_Task requirements_. Repeat each record exactly. Any picture gets left out.

_Saved data entries_.
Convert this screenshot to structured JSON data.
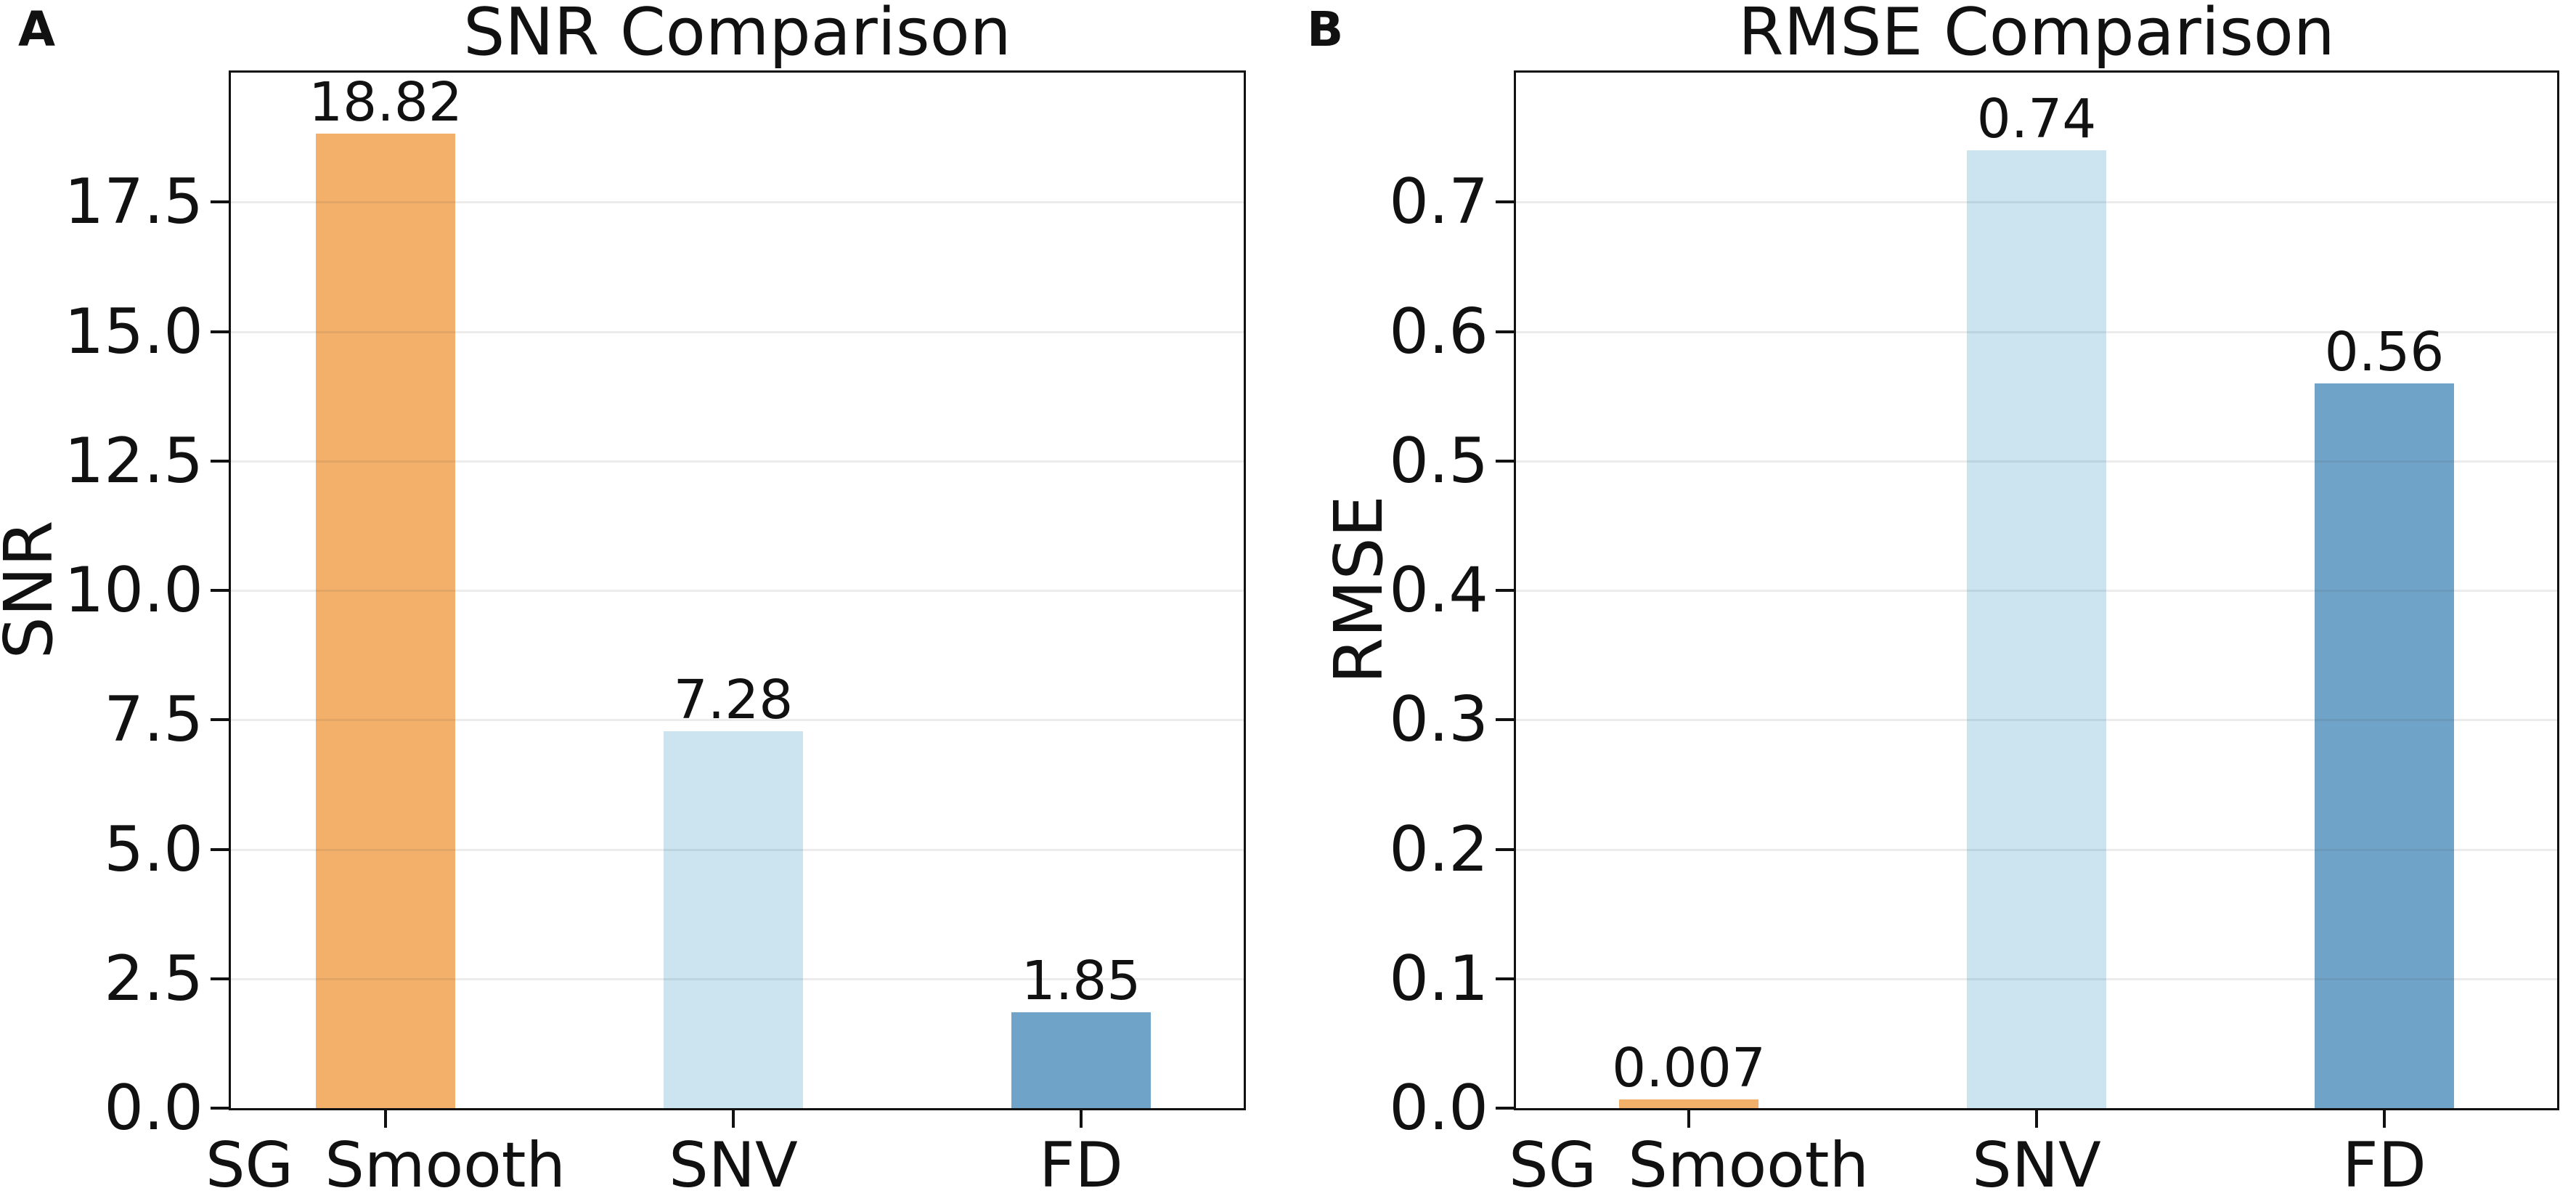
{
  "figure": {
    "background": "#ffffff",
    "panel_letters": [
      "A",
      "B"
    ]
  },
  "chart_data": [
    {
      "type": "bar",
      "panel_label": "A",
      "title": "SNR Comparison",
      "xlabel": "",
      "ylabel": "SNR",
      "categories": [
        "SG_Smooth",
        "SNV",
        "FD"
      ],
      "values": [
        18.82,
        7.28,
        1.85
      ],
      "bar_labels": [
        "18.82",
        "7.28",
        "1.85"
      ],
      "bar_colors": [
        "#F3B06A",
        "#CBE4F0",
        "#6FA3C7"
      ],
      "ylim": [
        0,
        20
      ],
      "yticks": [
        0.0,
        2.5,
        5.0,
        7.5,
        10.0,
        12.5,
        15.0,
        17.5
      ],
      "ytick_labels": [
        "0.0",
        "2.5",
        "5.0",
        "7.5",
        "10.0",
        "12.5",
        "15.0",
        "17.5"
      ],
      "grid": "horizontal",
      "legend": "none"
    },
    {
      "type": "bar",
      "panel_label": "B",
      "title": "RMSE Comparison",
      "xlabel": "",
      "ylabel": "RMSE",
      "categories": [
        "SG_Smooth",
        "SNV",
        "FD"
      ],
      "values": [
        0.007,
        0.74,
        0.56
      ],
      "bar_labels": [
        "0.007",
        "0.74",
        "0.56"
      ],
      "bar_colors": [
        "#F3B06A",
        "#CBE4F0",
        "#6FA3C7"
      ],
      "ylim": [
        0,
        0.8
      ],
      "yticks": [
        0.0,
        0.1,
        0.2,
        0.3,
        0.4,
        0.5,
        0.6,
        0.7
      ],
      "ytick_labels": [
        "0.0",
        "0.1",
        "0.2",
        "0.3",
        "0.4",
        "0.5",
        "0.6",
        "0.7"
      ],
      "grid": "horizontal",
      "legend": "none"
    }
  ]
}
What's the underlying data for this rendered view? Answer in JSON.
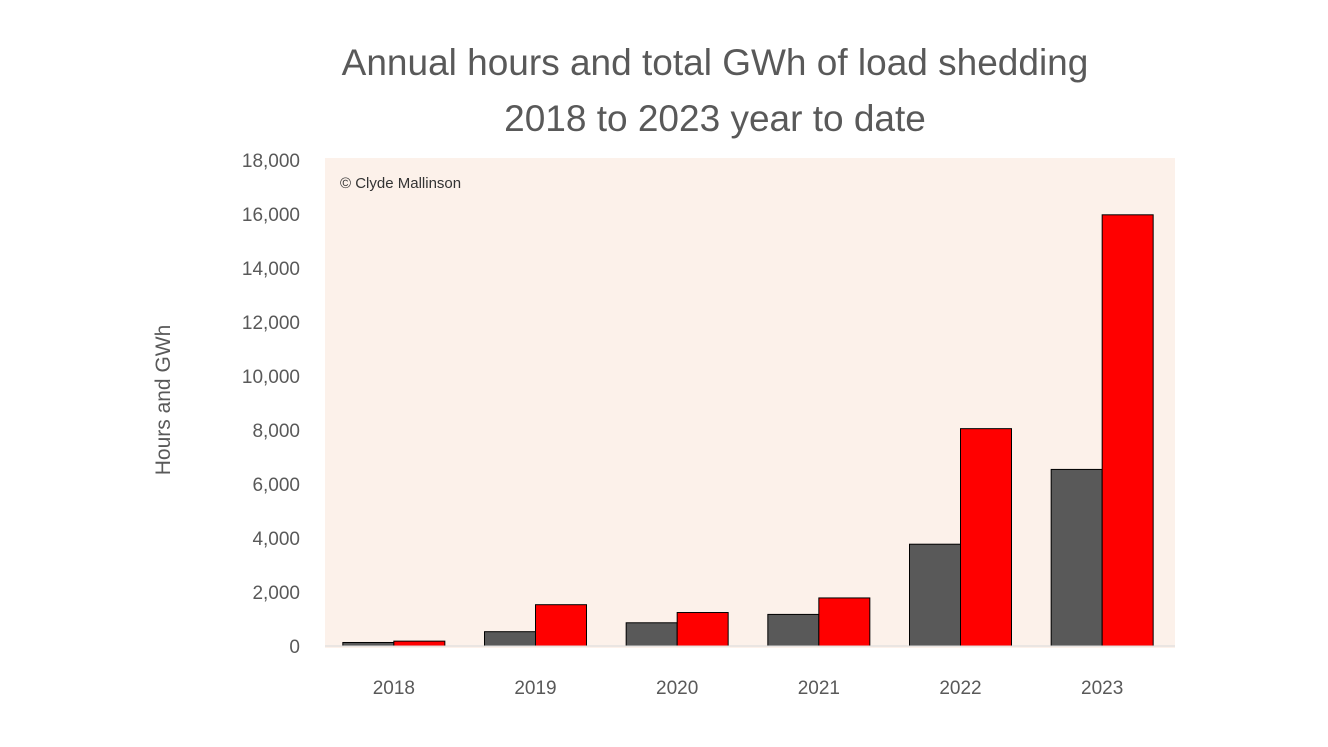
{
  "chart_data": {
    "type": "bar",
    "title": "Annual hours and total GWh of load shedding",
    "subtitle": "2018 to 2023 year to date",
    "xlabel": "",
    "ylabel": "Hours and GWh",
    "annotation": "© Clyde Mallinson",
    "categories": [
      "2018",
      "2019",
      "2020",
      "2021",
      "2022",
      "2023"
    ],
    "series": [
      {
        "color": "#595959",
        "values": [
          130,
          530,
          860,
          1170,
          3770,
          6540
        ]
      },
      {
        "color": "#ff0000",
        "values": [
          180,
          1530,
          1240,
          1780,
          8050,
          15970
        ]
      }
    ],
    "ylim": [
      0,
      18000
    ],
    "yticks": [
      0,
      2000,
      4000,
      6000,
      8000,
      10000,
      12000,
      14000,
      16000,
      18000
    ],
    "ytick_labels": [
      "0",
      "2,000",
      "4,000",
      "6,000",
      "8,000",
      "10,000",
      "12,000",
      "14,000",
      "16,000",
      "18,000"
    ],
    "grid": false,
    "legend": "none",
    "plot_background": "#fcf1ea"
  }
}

_Complete response_.
Convert this screenshot to structured JSON data.
{
  "figure": {
    "background": "#ffffff",
    "panel_letters": [
      "A",
      "B"
    ]
  },
  "chart_data": [
    {
      "type": "bar",
      "panel_label": "A",
      "title": "SNR Comparison",
      "xlabel": "",
      "ylabel": "SNR",
      "categories": [
        "SG_Smooth",
        "SNV",
        "FD"
      ],
      "values": [
        18.82,
        7.28,
        1.85
      ],
      "bar_labels": [
        "18.82",
        "7.28",
        "1.85"
      ],
      "bar_colors": [
        "#F3B06A",
        "#CBE4F0",
        "#6FA3C7"
      ],
      "ylim": [
        0,
        20
      ],
      "yticks": [
        0.0,
        2.5,
        5.0,
        7.5,
        10.0,
        12.5,
        15.0,
        17.5
      ],
      "ytick_labels": [
        "0.0",
        "2.5",
        "5.0",
        "7.5",
        "10.0",
        "12.5",
        "15.0",
        "17.5"
      ],
      "grid": "horizontal",
      "legend": "none"
    },
    {
      "type": "bar",
      "panel_label": "B",
      "title": "RMSE Comparison",
      "xlabel": "",
      "ylabel": "RMSE",
      "categories": [
        "SG_Smooth",
        "SNV",
        "FD"
      ],
      "values": [
        0.007,
        0.74,
        0.56
      ],
      "bar_labels": [
        "0.007",
        "0.74",
        "0.56"
      ],
      "bar_colors": [
        "#F3B06A",
        "#CBE4F0",
        "#6FA3C7"
      ],
      "ylim": [
        0,
        0.8
      ],
      "yticks": [
        0.0,
        0.1,
        0.2,
        0.3,
        0.4,
        0.5,
        0.6,
        0.7
      ],
      "ytick_labels": [
        "0.0",
        "0.1",
        "0.2",
        "0.3",
        "0.4",
        "0.5",
        "0.6",
        "0.7"
      ],
      "grid": "horizontal",
      "legend": "none"
    }
  ]
}
What's the underlying data for this rendered view? Answer in JSON.
{
  "chart_data": {
    "type": "bar",
    "title": "Annual hours and total GWh of load shedding",
    "subtitle": "2018 to 2023 year to date",
    "xlabel": "",
    "ylabel": "Hours and GWh",
    "annotation": "© Clyde Mallinson",
    "categories": [
      "2018",
      "2019",
      "2020",
      "2021",
      "2022",
      "2023"
    ],
    "series": [
      {
        "color": "#595959",
        "values": [
          130,
          530,
          860,
          1170,
          3770,
          6540
        ]
      },
      {
        "color": "#ff0000",
        "values": [
          180,
          1530,
          1240,
          1780,
          8050,
          15970
        ]
      }
    ],
    "ylim": [
      0,
      18000
    ],
    "yticks": [
      0,
      2000,
      4000,
      6000,
      8000,
      10000,
      12000,
      14000,
      16000,
      18000
    ],
    "ytick_labels": [
      "0",
      "2,000",
      "4,000",
      "6,000",
      "8,000",
      "10,000",
      "12,000",
      "14,000",
      "16,000",
      "18,000"
    ],
    "grid": false,
    "legend": "none",
    "plot_background": "#fcf1ea"
  }
}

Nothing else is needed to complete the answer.